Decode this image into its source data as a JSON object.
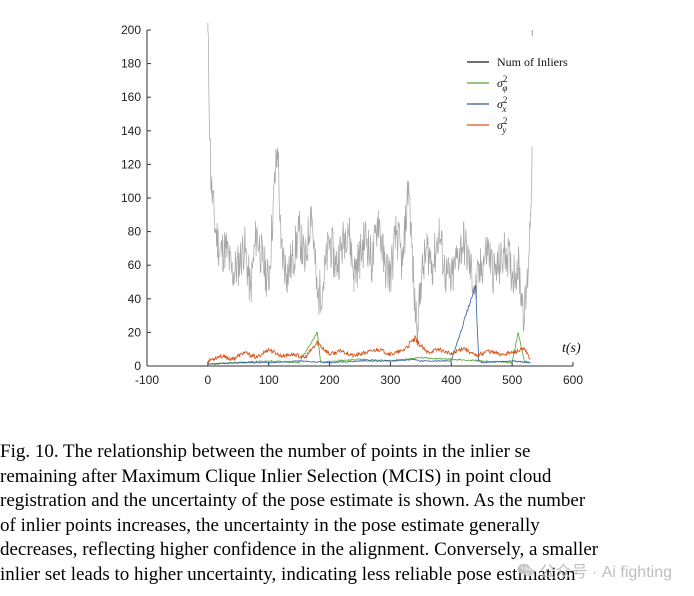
{
  "chart_data": {
    "type": "line",
    "xlabel": "t(s)",
    "ylabel": "",
    "xlim": [
      -100,
      600
    ],
    "ylim": [
      0,
      200
    ],
    "x_ticks": [
      "-100",
      "0",
      "100",
      "200",
      "300",
      "400",
      "500",
      "600"
    ],
    "y_ticks": [
      "0",
      "20",
      "40",
      "60",
      "80",
      "100",
      "120",
      "140",
      "160",
      "180",
      "200"
    ],
    "legend_position": "top-right",
    "series": [
      {
        "name": "Num of Inliers",
        "color": "#a6a6a6",
        "legend_color": "#1a1a1a",
        "x": [
          0,
          5,
          12,
          20,
          30,
          40,
          50,
          60,
          70,
          80,
          90,
          100,
          110,
          115,
          120,
          130,
          140,
          150,
          160,
          170,
          180,
          190,
          200,
          210,
          220,
          230,
          240,
          250,
          260,
          270,
          280,
          290,
          300,
          310,
          320,
          330,
          340,
          345,
          350,
          360,
          370,
          380,
          390,
          400,
          410,
          420,
          430,
          440,
          450,
          460,
          470,
          480,
          490,
          500,
          510,
          520,
          525,
          530,
          533
        ],
        "y": [
          200,
          110,
          82,
          68,
          70,
          55,
          60,
          72,
          45,
          80,
          62,
          50,
          110,
          130,
          70,
          55,
          64,
          80,
          60,
          95,
          40,
          50,
          75,
          60,
          70,
          85,
          55,
          65,
          78,
          60,
          90,
          60,
          55,
          80,
          60,
          110,
          35,
          25,
          50,
          70,
          60,
          80,
          55,
          50,
          65,
          75,
          60,
          45,
          60,
          70,
          55,
          60,
          70,
          55,
          60,
          30,
          50,
          90,
          130
        ]
      },
      {
        "name": "σ_φ^2",
        "color": "#55a630",
        "x": [
          0,
          50,
          100,
          150,
          180,
          185,
          190,
          200,
          250,
          300,
          350,
          400,
          450,
          500,
          510,
          520,
          530
        ],
        "y": [
          1,
          2,
          3,
          2,
          20,
          3,
          2,
          3,
          4,
          3,
          5,
          4,
          3,
          2,
          20,
          3,
          2
        ]
      },
      {
        "name": "σ_x^2",
        "color": "#2f5ea8",
        "x": [
          0,
          50,
          100,
          150,
          200,
          250,
          300,
          340,
          350,
          400,
          440,
          445,
          450,
          500,
          530
        ],
        "y": [
          1,
          2,
          2,
          3,
          2,
          3,
          3,
          4,
          3,
          3,
          48,
          3,
          2,
          3,
          2
        ]
      },
      {
        "name": "σ_y^2",
        "color": "#d95319",
        "x": [
          0,
          20,
          40,
          60,
          80,
          100,
          120,
          140,
          160,
          180,
          200,
          220,
          240,
          260,
          280,
          300,
          320,
          340,
          360,
          380,
          400,
          420,
          440,
          460,
          480,
          500,
          520,
          530
        ],
        "y": [
          3,
          6,
          4,
          8,
          5,
          10,
          6,
          7,
          5,
          14,
          7,
          9,
          6,
          8,
          10,
          7,
          9,
          16,
          8,
          10,
          7,
          11,
          6,
          9,
          7,
          8,
          10,
          4
        ]
      }
    ]
  },
  "caption": {
    "lines": [
      "Fig. 10.  The relationship between the number of points in the inlier se",
      "remaining after Maximum Clique Inlier Selection (MCIS) in point cloud",
      "registration and the uncertainty of the pose estimate is shown. As the number",
      "of inlier points increases, the uncertainty in the pose estimate generally",
      "decreases, reflecting higher confidence in the alignment. Conversely, a smaller",
      "inlier set leads to higher uncertainty, indicating less reliable pose estimation"
    ]
  },
  "watermark": {
    "text": "公众号 · Ai fighting",
    "icon": "wechat-icon"
  }
}
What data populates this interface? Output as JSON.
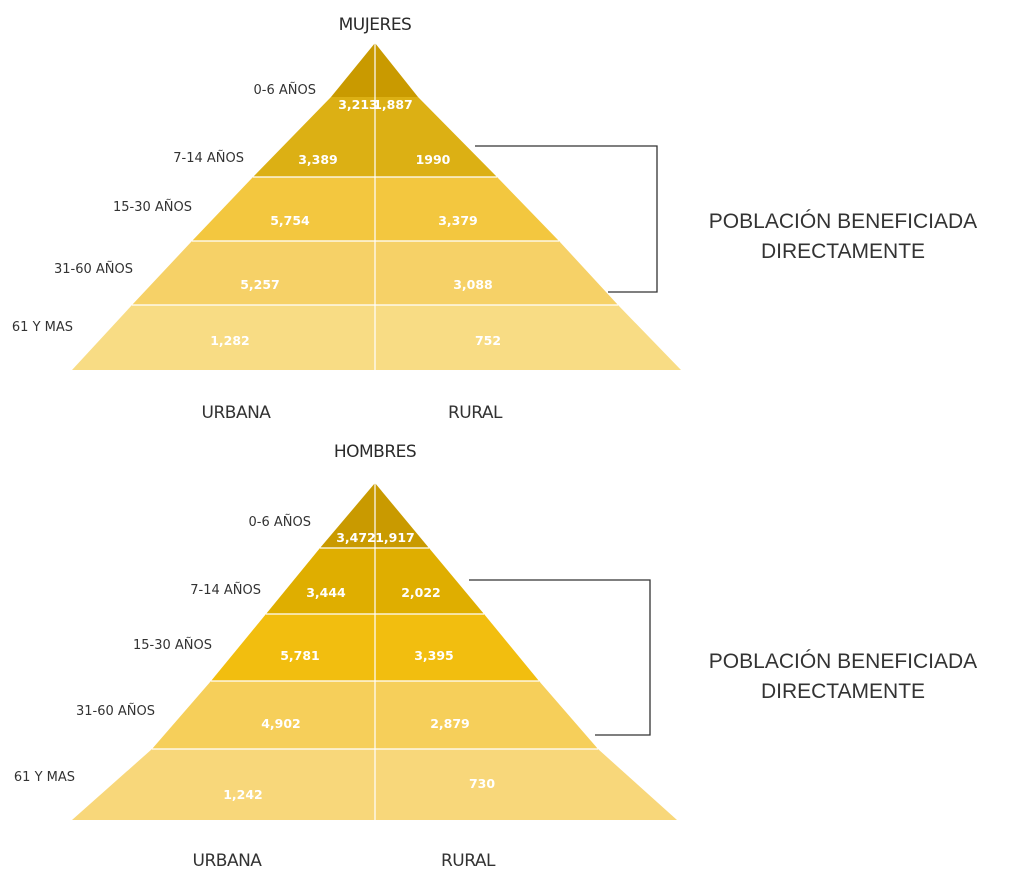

## Work to complete
Pull out all lines from the entries above that include the word "uncertainty".

## Written answer
      "registration and the uncertainty of the pose estimate is shown. As the number",
      "of inlier points increases, the uncertainty in the pose estimate generally",
      "inlier set leads to higher uncertainty, indicating less reliable pose estimation"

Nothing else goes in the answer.